WHAT THE TASK REQUIRES: Update the items below, starting at the first one and stopping after the line that contains "tab-label: 数字滚动 [1289,90,1354,109]", so that every "tab-status-dot" reads "tab-indicator-dot". Write those lines out again with nothing else changed.

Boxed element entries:
* START *

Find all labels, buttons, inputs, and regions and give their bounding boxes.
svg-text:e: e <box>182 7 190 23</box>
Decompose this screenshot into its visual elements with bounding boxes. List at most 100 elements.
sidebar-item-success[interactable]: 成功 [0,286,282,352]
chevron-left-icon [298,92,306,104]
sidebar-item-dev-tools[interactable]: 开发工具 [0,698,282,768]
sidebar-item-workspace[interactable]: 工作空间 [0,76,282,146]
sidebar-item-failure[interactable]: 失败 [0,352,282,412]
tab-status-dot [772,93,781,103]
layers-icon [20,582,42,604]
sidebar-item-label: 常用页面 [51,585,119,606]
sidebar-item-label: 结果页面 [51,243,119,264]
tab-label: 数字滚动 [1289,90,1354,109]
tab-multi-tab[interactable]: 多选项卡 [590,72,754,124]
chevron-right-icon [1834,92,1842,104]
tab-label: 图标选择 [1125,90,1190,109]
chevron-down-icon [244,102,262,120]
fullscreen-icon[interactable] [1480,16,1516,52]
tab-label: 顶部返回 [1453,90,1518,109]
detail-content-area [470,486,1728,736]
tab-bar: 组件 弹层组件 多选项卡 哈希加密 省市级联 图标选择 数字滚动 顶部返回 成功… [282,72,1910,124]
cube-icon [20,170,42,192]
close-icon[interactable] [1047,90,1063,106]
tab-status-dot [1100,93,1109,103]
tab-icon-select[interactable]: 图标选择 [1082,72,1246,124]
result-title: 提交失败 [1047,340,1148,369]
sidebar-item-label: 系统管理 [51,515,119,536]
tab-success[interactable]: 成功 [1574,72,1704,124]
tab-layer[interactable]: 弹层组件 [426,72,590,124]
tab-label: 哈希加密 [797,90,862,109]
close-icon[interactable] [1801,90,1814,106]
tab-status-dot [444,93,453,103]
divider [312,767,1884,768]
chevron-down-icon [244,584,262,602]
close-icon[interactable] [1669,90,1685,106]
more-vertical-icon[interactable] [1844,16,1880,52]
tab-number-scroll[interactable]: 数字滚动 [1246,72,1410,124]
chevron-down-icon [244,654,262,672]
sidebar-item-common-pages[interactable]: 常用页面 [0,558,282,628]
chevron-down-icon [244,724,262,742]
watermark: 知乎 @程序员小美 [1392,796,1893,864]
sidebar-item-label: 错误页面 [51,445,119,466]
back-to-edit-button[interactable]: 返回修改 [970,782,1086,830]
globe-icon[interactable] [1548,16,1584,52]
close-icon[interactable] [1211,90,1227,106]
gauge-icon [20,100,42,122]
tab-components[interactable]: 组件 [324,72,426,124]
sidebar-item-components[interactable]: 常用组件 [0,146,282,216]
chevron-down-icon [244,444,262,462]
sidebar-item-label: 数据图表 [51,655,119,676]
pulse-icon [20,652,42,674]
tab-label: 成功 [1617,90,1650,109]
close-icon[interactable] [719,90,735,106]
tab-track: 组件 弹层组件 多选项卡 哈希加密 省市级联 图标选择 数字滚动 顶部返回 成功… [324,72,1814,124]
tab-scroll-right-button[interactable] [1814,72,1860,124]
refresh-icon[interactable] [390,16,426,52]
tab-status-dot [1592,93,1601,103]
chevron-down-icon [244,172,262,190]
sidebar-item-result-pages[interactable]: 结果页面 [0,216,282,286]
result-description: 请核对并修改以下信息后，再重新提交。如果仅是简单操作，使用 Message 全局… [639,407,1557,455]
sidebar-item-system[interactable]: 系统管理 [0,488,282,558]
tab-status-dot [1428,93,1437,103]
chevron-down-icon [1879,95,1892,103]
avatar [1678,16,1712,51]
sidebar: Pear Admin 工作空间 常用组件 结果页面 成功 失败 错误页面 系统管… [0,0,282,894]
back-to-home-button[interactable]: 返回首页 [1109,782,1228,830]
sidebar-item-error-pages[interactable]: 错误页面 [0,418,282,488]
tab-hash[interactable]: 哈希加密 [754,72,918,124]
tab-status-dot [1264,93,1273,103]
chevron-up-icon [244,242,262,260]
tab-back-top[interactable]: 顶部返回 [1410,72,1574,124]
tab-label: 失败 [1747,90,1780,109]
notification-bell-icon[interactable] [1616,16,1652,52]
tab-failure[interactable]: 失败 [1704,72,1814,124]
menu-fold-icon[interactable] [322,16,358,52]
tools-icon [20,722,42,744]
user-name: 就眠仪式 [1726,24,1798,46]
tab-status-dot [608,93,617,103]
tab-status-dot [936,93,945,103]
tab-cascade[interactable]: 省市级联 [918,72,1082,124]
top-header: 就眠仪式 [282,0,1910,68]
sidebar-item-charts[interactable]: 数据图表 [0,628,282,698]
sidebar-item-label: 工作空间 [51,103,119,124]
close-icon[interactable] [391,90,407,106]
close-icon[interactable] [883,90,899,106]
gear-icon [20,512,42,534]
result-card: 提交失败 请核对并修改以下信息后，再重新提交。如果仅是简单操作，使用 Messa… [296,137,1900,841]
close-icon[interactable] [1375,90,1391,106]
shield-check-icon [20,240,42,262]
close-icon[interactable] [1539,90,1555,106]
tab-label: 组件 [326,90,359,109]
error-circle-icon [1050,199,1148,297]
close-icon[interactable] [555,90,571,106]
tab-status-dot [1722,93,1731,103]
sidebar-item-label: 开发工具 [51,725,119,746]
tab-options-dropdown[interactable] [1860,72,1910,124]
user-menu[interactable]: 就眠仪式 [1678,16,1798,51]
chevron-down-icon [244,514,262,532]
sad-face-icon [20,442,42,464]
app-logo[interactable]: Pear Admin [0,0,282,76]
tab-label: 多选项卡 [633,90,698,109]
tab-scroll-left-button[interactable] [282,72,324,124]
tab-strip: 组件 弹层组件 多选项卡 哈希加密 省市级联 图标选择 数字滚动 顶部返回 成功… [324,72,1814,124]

* END *

FINISHED TASK:
Find all labels, buttons, inputs, and regions and give their bounding boxes.
svg-text:e: e <box>182 7 190 23</box>
Decompose this screenshot into its visual elements with bounding boxes. List at most 100 elements.
sidebar-item-success[interactable]: 成功 [0,286,282,352]
chevron-left-icon [298,92,306,104]
sidebar-item-dev-tools[interactable]: 开发工具 [0,698,282,768]
sidebar-item-workspace[interactable]: 工作空间 [0,76,282,146]
sidebar-item-failure[interactable]: 失败 [0,352,282,412]
tab-indicator-dot [772,93,781,103]
layers-icon [20,582,42,604]
sidebar-item-label: 常用页面 [51,585,119,606]
sidebar-item-label: 结果页面 [51,243,119,264]
tab-label: 数字滚动 [1289,90,1354,109]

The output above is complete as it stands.